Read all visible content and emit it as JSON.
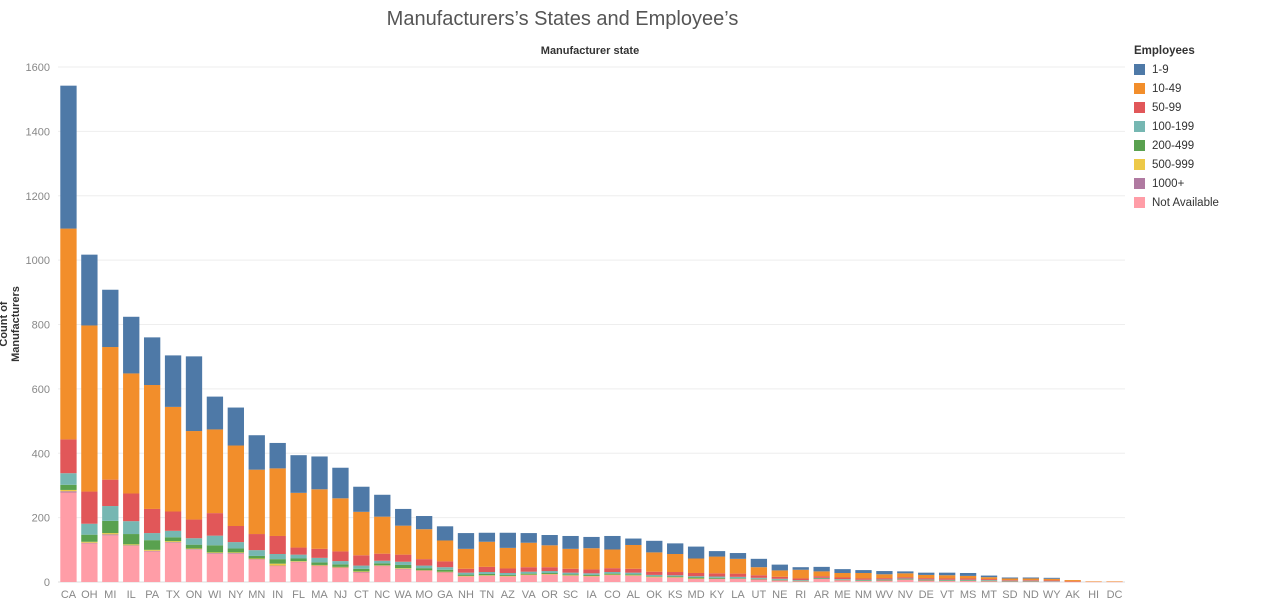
{
  "chart_data": {
    "type": "bar",
    "stacked": true,
    "title": "Manufacturers’s States and Employee’s",
    "header": "Manufacturer state",
    "ylabel": "Count of Manufacturers",
    "xlabel": "",
    "ylim": [
      0,
      1600
    ],
    "yticks": [
      0,
      200,
      400,
      600,
      800,
      1000,
      1200,
      1400,
      1600
    ],
    "grid": true,
    "legend": {
      "title": "Employees",
      "position": "right"
    },
    "categories": [
      "CA",
      "OH",
      "MI",
      "IL",
      "PA",
      "TX",
      "ON",
      "WI",
      "NY",
      "MN",
      "IN",
      "FL",
      "MA",
      "NJ",
      "CT",
      "NC",
      "WA",
      "MO",
      "GA",
      "NH",
      "TN",
      "AZ",
      "VA",
      "OR",
      "SC",
      "IA",
      "CO",
      "AL",
      "OK",
      "KS",
      "MD",
      "KY",
      "LA",
      "UT",
      "NE",
      "RI",
      "AR",
      "ME",
      "NM",
      "WV",
      "NV",
      "DE",
      "VT",
      "MS",
      "MT",
      "SD",
      "ND",
      "WY",
      "AK",
      "HI",
      "DC"
    ],
    "series": [
      {
        "name": "Not Available",
        "color": "#ff9da7",
        "values": [
          278,
          120,
          145,
          112,
          95,
          122,
          100,
          88,
          88,
          70,
          50,
          62,
          50,
          44,
          30,
          50,
          40,
          35,
          30,
          18,
          20,
          18,
          22,
          24,
          20,
          18,
          22,
          20,
          15,
          14,
          10,
          10,
          10,
          8,
          5,
          3,
          10,
          6,
          4,
          5,
          8,
          5,
          4,
          4,
          3,
          2,
          2,
          2,
          1,
          1,
          1
        ]
      },
      {
        "name": "1000+",
        "color": "#b07aa1",
        "values": [
          4,
          2,
          3,
          2,
          2,
          2,
          2,
          2,
          2,
          1,
          1,
          1,
          1,
          1,
          1,
          1,
          1,
          1,
          1,
          0,
          0,
          0,
          0,
          0,
          0,
          0,
          0,
          0,
          0,
          0,
          0,
          0,
          0,
          0,
          0,
          0,
          0,
          0,
          0,
          0,
          0,
          0,
          0,
          0,
          0,
          0,
          0,
          0,
          0,
          0,
          0
        ]
      },
      {
        "name": "500-999",
        "color": "#edc948",
        "values": [
          4,
          3,
          4,
          3,
          3,
          3,
          2,
          2,
          2,
          2,
          6,
          2,
          2,
          2,
          2,
          1,
          2,
          1,
          1,
          1,
          1,
          1,
          1,
          1,
          1,
          1,
          1,
          1,
          1,
          1,
          1,
          0,
          0,
          0,
          0,
          0,
          0,
          0,
          0,
          0,
          0,
          0,
          0,
          0,
          0,
          0,
          0,
          0,
          0,
          0,
          0
        ]
      },
      {
        "name": "200-499",
        "color": "#59a14f",
        "values": [
          16,
          22,
          38,
          32,
          30,
          12,
          12,
          22,
          12,
          8,
          14,
          8,
          8,
          8,
          8,
          6,
          10,
          6,
          6,
          4,
          4,
          3,
          3,
          3,
          3,
          3,
          3,
          3,
          2,
          2,
          3,
          3,
          2,
          2,
          2,
          1,
          1,
          1,
          1,
          1,
          1,
          1,
          1,
          1,
          1,
          1,
          1,
          0,
          0,
          0,
          0
        ]
      },
      {
        "name": "100-199",
        "color": "#76b7b2",
        "values": [
          36,
          34,
          46,
          40,
          22,
          20,
          20,
          30,
          20,
          18,
          16,
          12,
          14,
          10,
          10,
          8,
          10,
          8,
          8,
          6,
          6,
          6,
          6,
          6,
          5,
          5,
          5,
          5,
          4,
          4,
          4,
          4,
          4,
          3,
          3,
          2,
          2,
          2,
          2,
          2,
          2,
          2,
          2,
          2,
          2,
          1,
          1,
          1,
          0,
          0,
          0
        ]
      },
      {
        "name": "50-99",
        "color": "#e15759",
        "values": [
          105,
          100,
          82,
          86,
          75,
          60,
          58,
          70,
          50,
          50,
          56,
          22,
          28,
          30,
          32,
          22,
          22,
          20,
          18,
          12,
          16,
          14,
          14,
          12,
          12,
          12,
          12,
          12,
          10,
          10,
          10,
          10,
          10,
          8,
          6,
          5,
          5,
          5,
          4,
          4,
          4,
          4,
          4,
          4,
          3,
          2,
          2,
          2,
          1,
          0,
          0
        ]
      },
      {
        "name": "10-49",
        "color": "#f28e2b",
        "values": [
          655,
          516,
          412,
          373,
          385,
          325,
          275,
          260,
          250,
          200,
          210,
          170,
          185,
          165,
          135,
          115,
          90,
          93,
          65,
          62,
          78,
          64,
          76,
          68,
          62,
          66,
          58,
          74,
          60,
          56,
          45,
          52,
          46,
          25,
          20,
          27,
          15,
          14,
          17,
          12,
          12,
          10,
          10,
          8,
          6,
          5,
          5,
          5,
          4,
          1,
          1
        ]
      },
      {
        "name": "1-9",
        "color": "#4e79a7",
        "values": [
          444,
          220,
          178,
          176,
          148,
          160,
          232,
          102,
          118,
          107,
          79,
          117,
          102,
          95,
          78,
          68,
          52,
          41,
          44,
          49,
          28,
          47,
          30,
          32,
          40,
          35,
          42,
          20,
          36,
          33,
          37,
          17,
          18,
          26,
          18,
          8,
          14,
          12,
          9,
          10,
          6,
          7,
          8,
          9,
          5,
          3,
          3,
          3,
          0,
          0,
          0
        ]
      }
    ]
  }
}
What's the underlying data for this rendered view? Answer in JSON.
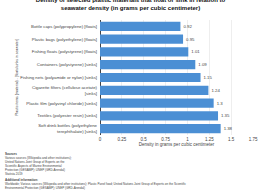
{
  "chart_data": {
    "type": "bar",
    "orientation": "horizontal",
    "title": "Density of selected plastic materials that float or sink in relation to\nseawater density (in grams per cubic centimeter)",
    "xlabel": "Density in grams per cubic centimeter",
    "ylabel": "Plastic items (material) - [floats/sinks in seawater]",
    "categories": [
      "Bottle caps (polypropylene) [floats]",
      "Plastic bags (polyethylene) [floats]",
      "Fishing floats (polystyrene) [floats]",
      "Containers (polystyrene) [sinks]",
      "Fishing nets (polyamide or nylon) [sinks]",
      "Cigarette filters (cellulose acetate)\n[sinks]",
      "Plastic film (polyvinyl chloride) [sinks]",
      "Textiles (polyester resin) [sinks]",
      "Soft drink bottles (polyethylene\nterephthalate) [sinks]"
    ],
    "values": [
      0.92,
      0.95,
      1.01,
      1.09,
      1.15,
      1.24,
      1.3,
      1.35,
      1.38
    ],
    "color": "#4b8fd4",
    "xlim": [
      0,
      1.75
    ],
    "xticks": [
      0,
      0.25,
      0.5,
      0.75,
      1,
      1.25,
      1.5,
      1.75
    ],
    "grid": true,
    "data_labels": true,
    "annotations": [
      "Sources",
      "Various sources (Wikipedia and other institutions);\nUnited Nations Joint Group of Experts on the\nScientific Aspects of Marine Environmental\nProtection (GESAMP); UNEP (GRD-Arendal)\nStatista 2019",
      "Additional information:",
      "Worldwide; Various sources (Wikipedia and other institutions); Plastic Panel food; United Nations Joint Group of Experts on the Scientific\nEnvironmental Protection (GESAMP); UNEP (GRD-Arendal)"
    ]
  }
}
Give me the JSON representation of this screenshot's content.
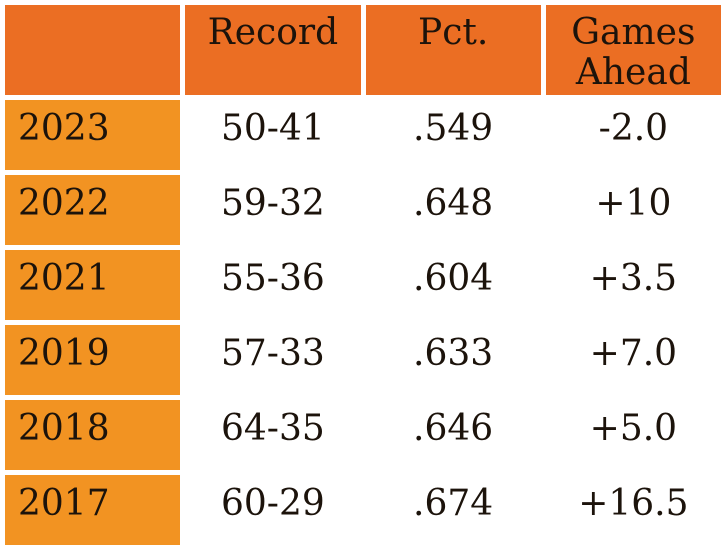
{
  "colors": {
    "header_bg": "#EB6E23",
    "year_column_bg": "#F29322",
    "data_cell_bg": "#FFFFFF",
    "text": "#1C130B",
    "page_bg": "#FFFFFF"
  },
  "table": {
    "columns": [
      "",
      "Record",
      "Pct.",
      "Games Ahead"
    ],
    "rows": [
      {
        "year": "2023",
        "record": "50-41",
        "pct": ".549",
        "games_ahead": "-2.0"
      },
      {
        "year": "2022",
        "record": "59-32",
        "pct": ".648",
        "games_ahead": "+10"
      },
      {
        "year": "2021",
        "record": "55-36",
        "pct": ".604",
        "games_ahead": "+3.5"
      },
      {
        "year": "2019",
        "record": "57-33",
        "pct": ".633",
        "games_ahead": "+7.0"
      },
      {
        "year": "2018",
        "record": "64-35",
        "pct": ".646",
        "games_ahead": "+5.0"
      },
      {
        "year": "2017",
        "record": "60-29",
        "pct": ".674",
        "games_ahead": "+16.5"
      }
    ]
  },
  "chart_data": {
    "type": "table",
    "columns": [
      "",
      "Record",
      "Pct.",
      "Games Ahead"
    ],
    "rows": [
      [
        "2023",
        "50-41",
        ".549",
        "-2.0"
      ],
      [
        "2022",
        "59-32",
        ".648",
        "+10"
      ],
      [
        "2021",
        "55-36",
        ".604",
        "+3.5"
      ],
      [
        "2019",
        "57-33",
        ".633",
        "+7.0"
      ],
      [
        "2018",
        "64-35",
        ".646",
        "+5.0"
      ],
      [
        "2017",
        "60-29",
        ".674",
        "+16.5"
      ]
    ],
    "layout_hints": {
      "header_fill": "#EB6E23",
      "row_label_fill": "#F29322",
      "cell_fill": "#FFFFFF",
      "grid": "white-gaps",
      "font": "serif"
    }
  }
}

★ ★ ★ ★ ★

## Directive
Each line above that holds the string "sinks" should be copied and shown.

## Correct answer
    "ylabel": "Plastic items (material) - [floats/sinks in seawater]",
      "Containers (polystyrene) [sinks]",
      "Fishing nets (polyamide or nylon) [sinks]",
      "Cigarette filters (cellulose acetate)\n[sinks]",
      "Plastic film (polyvinyl chloride) [sinks]",
      "Textiles (polyester resin) [sinks]",
      "Soft drink bottles (polyethylene\nterephthalate) [sinks]"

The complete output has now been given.